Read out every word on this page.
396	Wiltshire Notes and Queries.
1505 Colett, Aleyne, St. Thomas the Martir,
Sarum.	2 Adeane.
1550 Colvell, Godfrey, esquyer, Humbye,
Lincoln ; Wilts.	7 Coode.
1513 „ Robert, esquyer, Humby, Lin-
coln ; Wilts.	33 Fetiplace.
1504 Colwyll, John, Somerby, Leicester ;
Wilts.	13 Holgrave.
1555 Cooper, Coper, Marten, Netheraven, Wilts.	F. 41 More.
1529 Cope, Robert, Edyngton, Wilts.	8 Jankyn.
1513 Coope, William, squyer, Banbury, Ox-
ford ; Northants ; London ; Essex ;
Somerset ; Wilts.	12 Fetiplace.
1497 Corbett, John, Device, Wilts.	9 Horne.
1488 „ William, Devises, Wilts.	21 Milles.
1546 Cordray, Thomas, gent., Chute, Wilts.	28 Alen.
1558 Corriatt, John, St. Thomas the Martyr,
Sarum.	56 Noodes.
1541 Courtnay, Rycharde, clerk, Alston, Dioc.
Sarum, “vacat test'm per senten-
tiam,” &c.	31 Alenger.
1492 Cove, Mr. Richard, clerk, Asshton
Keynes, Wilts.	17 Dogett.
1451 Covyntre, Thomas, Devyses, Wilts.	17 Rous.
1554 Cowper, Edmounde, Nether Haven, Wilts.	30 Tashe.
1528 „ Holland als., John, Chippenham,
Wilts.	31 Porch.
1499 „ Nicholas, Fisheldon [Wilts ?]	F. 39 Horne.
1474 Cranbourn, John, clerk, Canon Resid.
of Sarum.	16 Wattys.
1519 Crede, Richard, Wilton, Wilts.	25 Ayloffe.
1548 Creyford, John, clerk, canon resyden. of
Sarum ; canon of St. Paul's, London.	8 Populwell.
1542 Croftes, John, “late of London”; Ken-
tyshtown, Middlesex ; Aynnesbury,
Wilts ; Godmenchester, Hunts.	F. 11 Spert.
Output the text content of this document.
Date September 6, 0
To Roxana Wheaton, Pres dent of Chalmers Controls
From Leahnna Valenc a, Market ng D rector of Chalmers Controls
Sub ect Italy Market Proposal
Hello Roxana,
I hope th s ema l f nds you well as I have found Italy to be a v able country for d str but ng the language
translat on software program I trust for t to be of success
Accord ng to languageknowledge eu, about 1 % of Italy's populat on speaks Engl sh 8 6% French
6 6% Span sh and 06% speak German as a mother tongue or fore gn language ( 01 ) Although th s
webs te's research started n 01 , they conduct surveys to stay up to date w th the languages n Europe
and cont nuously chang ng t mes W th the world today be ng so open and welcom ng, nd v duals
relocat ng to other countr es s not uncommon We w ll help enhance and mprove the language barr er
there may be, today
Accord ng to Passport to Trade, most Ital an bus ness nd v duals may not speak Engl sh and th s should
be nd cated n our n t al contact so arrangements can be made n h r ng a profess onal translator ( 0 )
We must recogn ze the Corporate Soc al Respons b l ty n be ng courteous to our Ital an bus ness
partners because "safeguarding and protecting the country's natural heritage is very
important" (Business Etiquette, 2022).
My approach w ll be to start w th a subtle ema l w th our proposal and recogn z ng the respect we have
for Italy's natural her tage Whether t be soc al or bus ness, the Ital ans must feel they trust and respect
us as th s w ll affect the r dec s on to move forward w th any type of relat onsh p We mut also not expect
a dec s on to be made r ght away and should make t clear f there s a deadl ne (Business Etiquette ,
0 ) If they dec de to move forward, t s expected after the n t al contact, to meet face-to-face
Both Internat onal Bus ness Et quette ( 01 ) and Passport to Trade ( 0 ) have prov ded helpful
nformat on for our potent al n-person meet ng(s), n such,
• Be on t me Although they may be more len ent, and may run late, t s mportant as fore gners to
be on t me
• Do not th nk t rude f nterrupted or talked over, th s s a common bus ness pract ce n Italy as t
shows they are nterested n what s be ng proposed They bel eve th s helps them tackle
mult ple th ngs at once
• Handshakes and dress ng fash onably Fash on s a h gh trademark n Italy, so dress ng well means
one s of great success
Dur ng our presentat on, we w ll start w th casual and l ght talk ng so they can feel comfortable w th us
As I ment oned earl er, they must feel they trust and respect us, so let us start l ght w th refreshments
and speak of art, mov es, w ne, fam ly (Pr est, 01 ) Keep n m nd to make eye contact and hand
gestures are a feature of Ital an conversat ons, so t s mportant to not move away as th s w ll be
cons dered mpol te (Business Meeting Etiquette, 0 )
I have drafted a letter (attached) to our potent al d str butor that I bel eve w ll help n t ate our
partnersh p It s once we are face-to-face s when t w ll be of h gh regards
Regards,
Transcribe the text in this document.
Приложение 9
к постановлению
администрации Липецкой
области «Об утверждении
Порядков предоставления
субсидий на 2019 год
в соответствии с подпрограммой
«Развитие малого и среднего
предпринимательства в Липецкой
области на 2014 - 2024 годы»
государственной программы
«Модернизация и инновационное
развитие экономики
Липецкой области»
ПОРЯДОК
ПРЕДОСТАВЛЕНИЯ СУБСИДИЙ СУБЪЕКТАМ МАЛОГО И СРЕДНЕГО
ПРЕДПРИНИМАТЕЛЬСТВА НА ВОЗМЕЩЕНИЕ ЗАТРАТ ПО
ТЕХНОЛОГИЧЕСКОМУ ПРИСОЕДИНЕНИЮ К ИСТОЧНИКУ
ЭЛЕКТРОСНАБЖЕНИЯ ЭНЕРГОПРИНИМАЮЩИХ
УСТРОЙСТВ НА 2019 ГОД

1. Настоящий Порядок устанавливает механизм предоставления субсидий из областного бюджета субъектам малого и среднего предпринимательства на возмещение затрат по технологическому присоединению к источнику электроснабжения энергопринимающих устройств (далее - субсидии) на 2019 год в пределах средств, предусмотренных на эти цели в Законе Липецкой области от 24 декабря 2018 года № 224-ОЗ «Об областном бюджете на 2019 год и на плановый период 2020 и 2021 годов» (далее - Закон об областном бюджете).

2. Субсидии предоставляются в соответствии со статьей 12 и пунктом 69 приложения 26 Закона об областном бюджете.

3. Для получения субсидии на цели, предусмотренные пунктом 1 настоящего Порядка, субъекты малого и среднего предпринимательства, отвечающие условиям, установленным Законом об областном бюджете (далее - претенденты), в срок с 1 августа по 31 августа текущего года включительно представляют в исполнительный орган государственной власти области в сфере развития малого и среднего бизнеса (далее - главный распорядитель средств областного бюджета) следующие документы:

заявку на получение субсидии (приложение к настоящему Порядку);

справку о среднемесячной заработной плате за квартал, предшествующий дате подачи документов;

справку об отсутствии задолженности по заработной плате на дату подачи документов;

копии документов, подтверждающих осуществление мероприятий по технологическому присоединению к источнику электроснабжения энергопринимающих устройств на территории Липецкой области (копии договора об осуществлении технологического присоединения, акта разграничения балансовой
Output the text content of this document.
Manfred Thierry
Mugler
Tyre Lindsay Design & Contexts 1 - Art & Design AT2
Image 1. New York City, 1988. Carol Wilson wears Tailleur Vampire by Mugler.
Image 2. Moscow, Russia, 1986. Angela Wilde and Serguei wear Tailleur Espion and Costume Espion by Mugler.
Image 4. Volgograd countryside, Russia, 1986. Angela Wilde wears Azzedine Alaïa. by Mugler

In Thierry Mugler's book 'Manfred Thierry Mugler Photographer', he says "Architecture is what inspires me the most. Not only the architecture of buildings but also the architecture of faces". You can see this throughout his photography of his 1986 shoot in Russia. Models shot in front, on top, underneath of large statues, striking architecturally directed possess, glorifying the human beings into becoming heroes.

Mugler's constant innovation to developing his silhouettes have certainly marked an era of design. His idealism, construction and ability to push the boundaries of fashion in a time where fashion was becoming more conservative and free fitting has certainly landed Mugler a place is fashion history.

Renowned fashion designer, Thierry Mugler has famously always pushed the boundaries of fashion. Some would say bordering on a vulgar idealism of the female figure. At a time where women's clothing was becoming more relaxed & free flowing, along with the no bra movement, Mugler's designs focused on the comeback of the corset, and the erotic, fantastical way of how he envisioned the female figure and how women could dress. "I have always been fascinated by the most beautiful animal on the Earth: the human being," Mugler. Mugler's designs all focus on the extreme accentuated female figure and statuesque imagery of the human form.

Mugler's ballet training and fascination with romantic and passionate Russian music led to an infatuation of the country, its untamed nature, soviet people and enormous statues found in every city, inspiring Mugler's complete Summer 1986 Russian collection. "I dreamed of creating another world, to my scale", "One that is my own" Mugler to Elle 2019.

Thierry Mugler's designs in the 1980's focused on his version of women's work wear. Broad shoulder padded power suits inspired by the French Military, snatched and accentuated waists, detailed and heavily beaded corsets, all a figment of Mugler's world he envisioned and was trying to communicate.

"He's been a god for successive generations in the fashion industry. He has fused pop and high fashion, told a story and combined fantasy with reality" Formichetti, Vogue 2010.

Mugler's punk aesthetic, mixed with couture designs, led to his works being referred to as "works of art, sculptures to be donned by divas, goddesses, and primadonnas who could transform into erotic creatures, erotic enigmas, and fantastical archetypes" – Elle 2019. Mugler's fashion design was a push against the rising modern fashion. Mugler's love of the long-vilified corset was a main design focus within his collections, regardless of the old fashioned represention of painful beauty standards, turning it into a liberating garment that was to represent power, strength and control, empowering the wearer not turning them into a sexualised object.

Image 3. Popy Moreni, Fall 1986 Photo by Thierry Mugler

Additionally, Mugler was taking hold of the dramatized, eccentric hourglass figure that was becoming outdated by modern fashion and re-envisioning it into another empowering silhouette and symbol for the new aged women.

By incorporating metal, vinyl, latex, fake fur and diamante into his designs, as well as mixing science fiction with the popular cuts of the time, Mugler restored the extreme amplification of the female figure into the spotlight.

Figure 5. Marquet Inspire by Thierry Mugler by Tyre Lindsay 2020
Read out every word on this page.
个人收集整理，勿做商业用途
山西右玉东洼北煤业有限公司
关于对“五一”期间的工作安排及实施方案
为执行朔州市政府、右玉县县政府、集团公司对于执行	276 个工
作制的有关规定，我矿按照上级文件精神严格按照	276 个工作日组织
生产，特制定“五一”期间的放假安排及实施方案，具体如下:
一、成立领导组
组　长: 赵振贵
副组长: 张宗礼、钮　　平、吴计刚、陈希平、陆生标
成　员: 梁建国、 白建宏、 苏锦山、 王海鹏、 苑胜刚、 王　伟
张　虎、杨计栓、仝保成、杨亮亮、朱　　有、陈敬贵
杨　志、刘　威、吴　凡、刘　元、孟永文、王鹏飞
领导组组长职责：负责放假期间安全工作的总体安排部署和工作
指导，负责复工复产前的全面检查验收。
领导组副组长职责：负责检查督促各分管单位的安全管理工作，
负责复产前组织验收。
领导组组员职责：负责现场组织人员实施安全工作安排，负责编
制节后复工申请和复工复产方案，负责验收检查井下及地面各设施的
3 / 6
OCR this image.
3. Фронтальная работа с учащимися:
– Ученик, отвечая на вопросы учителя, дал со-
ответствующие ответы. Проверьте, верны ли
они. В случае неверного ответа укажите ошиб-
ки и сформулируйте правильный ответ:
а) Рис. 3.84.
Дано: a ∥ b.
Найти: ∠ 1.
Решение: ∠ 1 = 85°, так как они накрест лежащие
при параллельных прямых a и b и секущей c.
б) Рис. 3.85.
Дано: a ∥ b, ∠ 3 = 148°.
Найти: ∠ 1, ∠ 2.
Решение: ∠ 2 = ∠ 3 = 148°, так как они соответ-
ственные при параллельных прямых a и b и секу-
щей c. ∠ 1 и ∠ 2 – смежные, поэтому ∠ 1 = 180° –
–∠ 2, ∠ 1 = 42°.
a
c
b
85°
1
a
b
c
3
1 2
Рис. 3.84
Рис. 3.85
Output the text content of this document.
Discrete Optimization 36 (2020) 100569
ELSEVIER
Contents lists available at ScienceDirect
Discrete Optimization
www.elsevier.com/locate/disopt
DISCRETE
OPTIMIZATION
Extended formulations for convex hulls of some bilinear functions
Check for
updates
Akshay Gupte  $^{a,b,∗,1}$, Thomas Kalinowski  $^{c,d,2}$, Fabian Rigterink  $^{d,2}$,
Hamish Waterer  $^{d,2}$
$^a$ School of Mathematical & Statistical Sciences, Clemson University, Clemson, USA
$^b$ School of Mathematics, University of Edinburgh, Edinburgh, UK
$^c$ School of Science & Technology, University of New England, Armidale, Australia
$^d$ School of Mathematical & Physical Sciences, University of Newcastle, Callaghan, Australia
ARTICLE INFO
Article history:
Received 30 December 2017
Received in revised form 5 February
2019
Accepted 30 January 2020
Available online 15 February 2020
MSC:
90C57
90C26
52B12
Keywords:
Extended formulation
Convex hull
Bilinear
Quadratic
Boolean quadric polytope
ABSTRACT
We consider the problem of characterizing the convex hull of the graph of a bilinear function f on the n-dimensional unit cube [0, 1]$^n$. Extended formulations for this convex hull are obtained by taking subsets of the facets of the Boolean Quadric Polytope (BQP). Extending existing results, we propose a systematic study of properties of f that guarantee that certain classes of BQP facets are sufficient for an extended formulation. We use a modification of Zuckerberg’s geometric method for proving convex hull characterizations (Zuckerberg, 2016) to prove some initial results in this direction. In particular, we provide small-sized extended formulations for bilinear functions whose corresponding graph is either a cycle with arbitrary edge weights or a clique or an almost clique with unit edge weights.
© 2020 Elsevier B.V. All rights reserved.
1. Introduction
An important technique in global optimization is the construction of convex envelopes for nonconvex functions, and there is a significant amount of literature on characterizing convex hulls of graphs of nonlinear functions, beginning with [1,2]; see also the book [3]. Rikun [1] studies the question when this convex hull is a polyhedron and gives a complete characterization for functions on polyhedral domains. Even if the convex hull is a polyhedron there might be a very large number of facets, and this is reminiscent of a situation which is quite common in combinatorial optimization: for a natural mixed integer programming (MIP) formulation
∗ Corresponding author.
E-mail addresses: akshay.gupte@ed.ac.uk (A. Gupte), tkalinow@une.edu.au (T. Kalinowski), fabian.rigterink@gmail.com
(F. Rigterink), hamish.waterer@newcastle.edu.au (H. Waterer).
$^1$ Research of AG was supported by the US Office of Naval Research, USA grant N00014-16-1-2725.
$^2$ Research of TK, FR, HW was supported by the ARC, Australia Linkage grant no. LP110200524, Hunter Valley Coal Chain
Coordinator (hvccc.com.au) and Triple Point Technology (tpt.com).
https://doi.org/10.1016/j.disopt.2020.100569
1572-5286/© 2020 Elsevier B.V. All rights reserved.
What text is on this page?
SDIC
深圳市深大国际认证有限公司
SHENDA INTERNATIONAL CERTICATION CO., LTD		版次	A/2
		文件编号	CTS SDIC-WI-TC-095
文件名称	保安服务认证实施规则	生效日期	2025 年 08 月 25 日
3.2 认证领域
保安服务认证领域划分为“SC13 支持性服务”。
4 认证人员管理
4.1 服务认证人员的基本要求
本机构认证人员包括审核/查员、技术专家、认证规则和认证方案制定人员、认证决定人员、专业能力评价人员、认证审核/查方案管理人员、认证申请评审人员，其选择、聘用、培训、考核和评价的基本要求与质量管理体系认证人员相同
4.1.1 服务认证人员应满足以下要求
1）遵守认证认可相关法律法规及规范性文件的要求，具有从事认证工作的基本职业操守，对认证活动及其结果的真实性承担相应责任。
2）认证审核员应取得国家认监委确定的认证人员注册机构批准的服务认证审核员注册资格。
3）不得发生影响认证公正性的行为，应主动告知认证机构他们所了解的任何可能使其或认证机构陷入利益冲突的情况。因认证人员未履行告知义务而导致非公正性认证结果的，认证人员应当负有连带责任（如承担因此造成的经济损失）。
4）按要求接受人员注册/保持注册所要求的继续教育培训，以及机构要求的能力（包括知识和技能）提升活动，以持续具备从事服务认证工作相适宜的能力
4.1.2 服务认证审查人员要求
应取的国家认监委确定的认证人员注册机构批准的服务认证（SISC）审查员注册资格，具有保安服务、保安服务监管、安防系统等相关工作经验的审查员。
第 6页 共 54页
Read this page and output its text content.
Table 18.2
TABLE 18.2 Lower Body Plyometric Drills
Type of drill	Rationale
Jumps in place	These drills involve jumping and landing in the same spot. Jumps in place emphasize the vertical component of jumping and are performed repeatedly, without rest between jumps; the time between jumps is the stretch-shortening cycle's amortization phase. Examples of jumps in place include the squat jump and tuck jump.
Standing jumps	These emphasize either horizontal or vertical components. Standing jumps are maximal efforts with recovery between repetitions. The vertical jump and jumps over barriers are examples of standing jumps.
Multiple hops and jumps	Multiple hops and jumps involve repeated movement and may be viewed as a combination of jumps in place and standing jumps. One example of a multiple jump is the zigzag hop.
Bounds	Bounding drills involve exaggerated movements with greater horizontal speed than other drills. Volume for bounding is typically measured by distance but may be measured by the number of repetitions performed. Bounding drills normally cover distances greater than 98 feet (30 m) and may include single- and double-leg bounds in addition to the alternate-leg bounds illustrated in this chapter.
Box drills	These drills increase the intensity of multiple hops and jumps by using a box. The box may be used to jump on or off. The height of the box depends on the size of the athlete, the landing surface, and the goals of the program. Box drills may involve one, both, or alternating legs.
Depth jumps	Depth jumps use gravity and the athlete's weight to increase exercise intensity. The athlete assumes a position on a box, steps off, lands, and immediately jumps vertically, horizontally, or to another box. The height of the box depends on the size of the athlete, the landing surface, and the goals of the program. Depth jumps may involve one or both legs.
══════════════════════════════
→ The request:
List the lines of the material in which the word "параллельных" occurs.

→ Expected output:
при параллельных прямых a и b и секущей c.
ственные при параллельных прямых a и b и секу-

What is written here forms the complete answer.